Saved data entries:
++++++++++

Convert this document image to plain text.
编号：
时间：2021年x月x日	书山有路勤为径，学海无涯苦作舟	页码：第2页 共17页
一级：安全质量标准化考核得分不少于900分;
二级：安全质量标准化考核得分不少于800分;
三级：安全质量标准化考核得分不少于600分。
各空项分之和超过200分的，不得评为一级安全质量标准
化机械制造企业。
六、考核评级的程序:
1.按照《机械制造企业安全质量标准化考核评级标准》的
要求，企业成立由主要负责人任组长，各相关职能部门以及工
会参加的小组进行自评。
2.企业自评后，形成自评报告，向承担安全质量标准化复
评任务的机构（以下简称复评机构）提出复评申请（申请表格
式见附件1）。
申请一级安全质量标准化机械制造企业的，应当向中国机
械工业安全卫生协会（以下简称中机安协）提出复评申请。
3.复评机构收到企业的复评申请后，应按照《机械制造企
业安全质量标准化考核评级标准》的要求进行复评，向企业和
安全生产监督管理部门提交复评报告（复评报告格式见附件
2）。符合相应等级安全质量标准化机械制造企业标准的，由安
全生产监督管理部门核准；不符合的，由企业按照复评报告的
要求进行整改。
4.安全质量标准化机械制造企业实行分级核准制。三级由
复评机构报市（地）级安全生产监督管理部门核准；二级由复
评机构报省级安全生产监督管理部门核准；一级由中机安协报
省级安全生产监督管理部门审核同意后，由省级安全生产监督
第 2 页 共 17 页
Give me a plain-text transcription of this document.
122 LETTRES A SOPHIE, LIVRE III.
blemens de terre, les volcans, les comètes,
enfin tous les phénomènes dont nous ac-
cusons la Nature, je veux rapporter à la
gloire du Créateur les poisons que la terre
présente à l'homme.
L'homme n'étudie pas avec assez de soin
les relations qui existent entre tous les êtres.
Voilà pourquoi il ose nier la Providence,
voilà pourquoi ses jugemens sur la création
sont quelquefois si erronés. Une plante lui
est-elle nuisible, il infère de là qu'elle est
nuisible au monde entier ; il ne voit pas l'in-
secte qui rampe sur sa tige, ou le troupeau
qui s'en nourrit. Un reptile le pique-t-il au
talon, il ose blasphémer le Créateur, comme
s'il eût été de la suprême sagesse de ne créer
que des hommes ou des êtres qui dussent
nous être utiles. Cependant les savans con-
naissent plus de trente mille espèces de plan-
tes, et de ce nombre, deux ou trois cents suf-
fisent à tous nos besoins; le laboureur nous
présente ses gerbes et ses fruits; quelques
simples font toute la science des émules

++++++++++

Show the lines of the records that include the string "présente".

→ Correct answer:
présente à l'homme.
présente ses gerbes et ses fruits; quelques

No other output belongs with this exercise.